**Article**
** START **

- DVD cover art
- Directed by: Colin Low
- Written by: Colin Low; Wallace Jensen;
- Produced by: Tom Daly
- Starring: Wallace Jensen
- Cinematography: Wolf Koenig
- Edited by: Tom Daly
- Music by: Eldon Rathburn (composer); Stan Wilson (guitarist); Al Harris (guitarist);
- Distributed by: National Film Board of Canada
- Release date: April 1954;
- Running time: 11 minutes, 32 seconds
- Country: Canada
- Language: English

= Corral (film) =

Corral is a 1954 National Film Board of Canada (NFB) short film documentary about the life of a cowboy, directed by Colin Low and produced by Tom Daly. It featured cinematography by Wolf Koenig and a musical score by Eldon Rathburn, and was produced as part of the NFB's postwar Canada Carries On series.

== Synopsis ==
With the aid of a trained dog, a cowboy (Wallace Jensen) in southwestern Alberta, has located and rounded up a large herd of wild horses. Driving the mustangs into a corral at the Cochrane Ranch, he begins the process of "breaking" each horse. The process is a familiar one for cowboys that requires years of experience and a knowledge of handling horses.

Selecting one wild horse that is marked with a white streak on its face, the cowboy lassoes the horse and cinches the rope to a large stump, gradually pulling the animal closer to him. Once the wild horse gets used to his hands near the head, ears and neck, the cowboy ties a rope halter on its head. The next step is to introduce a loose halter, fitted without a bridle and bit and finally, a blanket and saddle on the half-broken steed.

The cowboy mounts the rearing, high-spirited mustang, and driving through the open corral, rides rapidly at break-neck speed across the Alberta Rocky Mountain Foothills, until his mount is finally able to get used to his rider. The cowboy reins in the charging steed, slowing the gait to a trot, finally heading back to the ranch.

** END **

**What this exercise asks**
• A. Judge whether each statement below agrees with the Corral article, answering yes or no and quoting the deciding words: (i) Wolf Koenig handled the film's cinematography. (ii) The cowboy fastens the lassoed horse's rope to a fence post. (iii) The film runs under eleven minutes.
• B. Carry on the article about the film Corral, picking up after its final sentence.

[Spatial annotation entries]
** START **

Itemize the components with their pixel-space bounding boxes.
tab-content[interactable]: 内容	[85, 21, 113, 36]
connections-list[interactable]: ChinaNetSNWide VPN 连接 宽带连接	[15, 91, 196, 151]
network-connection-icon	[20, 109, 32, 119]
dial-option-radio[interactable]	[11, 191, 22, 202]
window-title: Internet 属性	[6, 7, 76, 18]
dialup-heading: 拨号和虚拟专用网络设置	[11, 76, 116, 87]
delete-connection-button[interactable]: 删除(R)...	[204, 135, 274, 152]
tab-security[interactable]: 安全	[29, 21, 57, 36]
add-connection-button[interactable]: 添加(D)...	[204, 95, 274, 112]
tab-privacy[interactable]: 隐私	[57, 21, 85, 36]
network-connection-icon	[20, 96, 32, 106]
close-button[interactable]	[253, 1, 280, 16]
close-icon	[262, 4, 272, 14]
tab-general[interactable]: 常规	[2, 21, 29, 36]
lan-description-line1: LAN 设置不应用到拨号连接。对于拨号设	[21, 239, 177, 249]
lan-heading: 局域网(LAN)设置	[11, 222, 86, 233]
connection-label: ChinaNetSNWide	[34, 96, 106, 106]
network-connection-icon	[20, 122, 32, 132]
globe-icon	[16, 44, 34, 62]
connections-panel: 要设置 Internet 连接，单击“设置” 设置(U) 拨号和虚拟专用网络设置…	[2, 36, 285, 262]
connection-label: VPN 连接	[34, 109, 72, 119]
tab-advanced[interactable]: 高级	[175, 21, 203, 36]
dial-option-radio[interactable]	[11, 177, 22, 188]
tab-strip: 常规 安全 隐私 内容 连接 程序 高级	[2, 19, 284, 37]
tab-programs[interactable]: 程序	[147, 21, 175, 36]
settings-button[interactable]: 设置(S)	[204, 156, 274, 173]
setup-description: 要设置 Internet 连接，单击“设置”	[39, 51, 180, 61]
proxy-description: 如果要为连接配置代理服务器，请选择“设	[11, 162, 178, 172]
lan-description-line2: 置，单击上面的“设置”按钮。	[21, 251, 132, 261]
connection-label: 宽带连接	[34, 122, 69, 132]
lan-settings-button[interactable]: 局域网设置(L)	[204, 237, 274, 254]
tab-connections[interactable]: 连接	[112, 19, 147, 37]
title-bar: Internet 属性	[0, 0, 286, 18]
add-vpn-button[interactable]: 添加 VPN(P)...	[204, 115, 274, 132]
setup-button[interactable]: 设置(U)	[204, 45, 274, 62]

** END **

**Answers per task**
• A.
(i) Yes: "It featured cinematography by Wolf Koenig"
(ii) No: "cinches the rope to a large stump"
(iii) No: "Running time: 11 minutes, 32 seconds"

• B.
==Production==
Filmmaker Colin Low got the idea for the film after attending a cattle auction in 1952 with his father, who had worked as a foreman at the Cochrane Ranch, in what is now Cochrane, Alberta. The following summer, Low asked NFB colleague Wolf Koenig, an ex-farm boy, if he would like to come to Alberta to make a film about a cowboy. Koenig was in the NFB Animation Department, with film becoming his first live-action production using a new Arriflex cinema camera fitted with a gyro stabilizer.

Corral has no narration, although Low had been initially worried that he would need extensive narration to explain the process of horse breaking. The film represents a break in tradition for the NFB, which had until that time, relied heavily on narration in its documentaries. Low had left the narration for colleague Stanley Jackson to write over the weekend. When Low and producer Daly arrived on Monday to see the finished film Jackson had said, "it's done." However, when they gathered around the moviola to watch the film, the visual were accompanied only by Rathburn's musical score. "Where's the commentary?" someone reportedly asked. Jackson replied, "What would a commentary do for that?"

The gentle guitar score and use of handheld camera also breaks with Hollywood's traditionally epic portal of the cowboy.

Corral was shot in 1953 at the Cochrane Ranch. Low's father provided the horses and his top hand, "Wally" Jensen. Low had written a script but Jensen re-wrote it as they filmed. Film producer Tom Daly edited the film with Eldon Rathburn writing the score for two jazz guitarists, based on well-known cowboy songs.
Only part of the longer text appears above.